### WHAT IS BEING ASKED
What follows is a listing; restate every line of it word for word.

### DATA EXCERPTS

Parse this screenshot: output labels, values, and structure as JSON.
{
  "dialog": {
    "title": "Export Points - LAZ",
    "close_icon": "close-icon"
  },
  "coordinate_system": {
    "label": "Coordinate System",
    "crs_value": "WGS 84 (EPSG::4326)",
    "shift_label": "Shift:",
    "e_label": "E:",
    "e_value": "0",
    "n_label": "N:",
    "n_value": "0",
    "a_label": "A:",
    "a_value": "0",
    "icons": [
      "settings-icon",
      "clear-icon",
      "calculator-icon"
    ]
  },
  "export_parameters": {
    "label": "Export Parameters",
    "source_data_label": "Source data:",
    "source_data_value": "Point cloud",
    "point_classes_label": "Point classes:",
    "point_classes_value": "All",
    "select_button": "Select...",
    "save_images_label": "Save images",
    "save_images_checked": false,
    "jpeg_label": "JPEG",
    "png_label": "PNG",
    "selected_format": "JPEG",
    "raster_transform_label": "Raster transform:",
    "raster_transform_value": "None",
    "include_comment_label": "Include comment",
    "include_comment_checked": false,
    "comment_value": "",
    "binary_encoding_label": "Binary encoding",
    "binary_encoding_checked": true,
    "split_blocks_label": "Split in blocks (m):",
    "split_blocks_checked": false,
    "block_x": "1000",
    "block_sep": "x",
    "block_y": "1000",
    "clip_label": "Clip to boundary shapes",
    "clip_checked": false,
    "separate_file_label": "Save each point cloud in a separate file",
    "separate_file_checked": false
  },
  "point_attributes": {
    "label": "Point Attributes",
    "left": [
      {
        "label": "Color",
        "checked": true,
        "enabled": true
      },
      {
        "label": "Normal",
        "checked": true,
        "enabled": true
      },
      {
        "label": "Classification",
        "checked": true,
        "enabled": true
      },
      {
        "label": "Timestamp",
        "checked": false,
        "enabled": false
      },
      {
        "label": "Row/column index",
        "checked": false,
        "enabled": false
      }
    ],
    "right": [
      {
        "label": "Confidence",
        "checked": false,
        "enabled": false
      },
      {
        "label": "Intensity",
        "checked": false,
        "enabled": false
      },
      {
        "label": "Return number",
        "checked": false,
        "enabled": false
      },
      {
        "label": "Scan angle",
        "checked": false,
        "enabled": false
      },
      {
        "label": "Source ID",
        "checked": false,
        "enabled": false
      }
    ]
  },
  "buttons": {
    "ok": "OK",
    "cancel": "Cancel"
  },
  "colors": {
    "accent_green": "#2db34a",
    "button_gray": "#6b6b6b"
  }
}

### OUTPUT
Parse this screenshot: output labels, values, and structure as JSON.
{
  "dialog": {
    "title": "Export Points - LAZ",
    "close_icon": "close-icon"
  },
  "coordinate_system": {
    "label": "Coordinate System",
    "crs_value": "WGS 84 (EPSG::4326)",
    "shift_label": "Shift:",
    "e_label": "E:",
    "e_value": "0",
    "n_label": "N:",
    "n_value": "0",
    "a_label": "A:",
    "a_value": "0",
    "icons": [
      "settings-icon",
      "clear-icon",
      "calculator-icon"
    ]
  },
  "export_parameters": {
    "label": "Export Parameters",
    "source_data_label": "Source data:",
    "source_data_value": "Point cloud",
    "point_classes_label": "Point classes:",
    "point_classes_value": "All",
    "select_button": "Select...",
    "save_images_label": "Save images",
    "save_images_checked": false,
    "jpeg_label": "JPEG",
    "png_label": "PNG",
    "selected_format": "JPEG",
    "raster_transform_label": "Raster transform:",
    "raster_transform_value": "None",
    "include_comment_label": "Include comment",
    "include_comment_checked": false,
    "comment_value": "",
    "binary_encoding_label": "Binary encoding",
    "binary_encoding_checked": true,
    "split_blocks_label": "Split in blocks (m):",
    "split_blocks_checked": false,
    "block_x": "1000",
    "block_sep": "x",
    "block_y": "1000",
    "clip_label": "Clip to boundary shapes",
    "clip_checked": false,
    "separate_file_label": "Save each point cloud in a separate file",
    "separate_file_checked": false
  },
  "point_attributes": {
    "label": "Point Attributes",
    "left": [
      {
        "label": "Color",
        "checked": true,
        "enabled": true
      },
      {
        "label": "Normal",
        "checked": true,
        "enabled": true
      },
      {
        "label": "Classification",
        "checked": true,
        "enabled": true
      },
      {
        "label": "Timestamp",
        "checked": false,
        "enabled": false
      },
      {
        "label": "Row/column index",
        "checked": false,
        "enabled": false
      }
    ],
    "right": [
      {
        "label": "Confidence",
        "checked": false,
        "enabled": false
      },
      {
        "label": "Intensity",
        "checked": false,
        "enabled": false
      },
      {
        "label": "Return number",
        "checked": false,
        "enabled": false
      },
      {
        "label": "Scan angle",
        "checked": false,
        "enabled": false
      },
      {
        "label": "Source ID",
        "checked": false,
        "enabled": false
      }
    ]
  },
  "buttons": {
    "ok": "OK",
    "cancel": "Cancel"
  },
  "colors": {
    "accent_green": "#2db34a",
    "button_gray": "#6b6b6b"
  }
}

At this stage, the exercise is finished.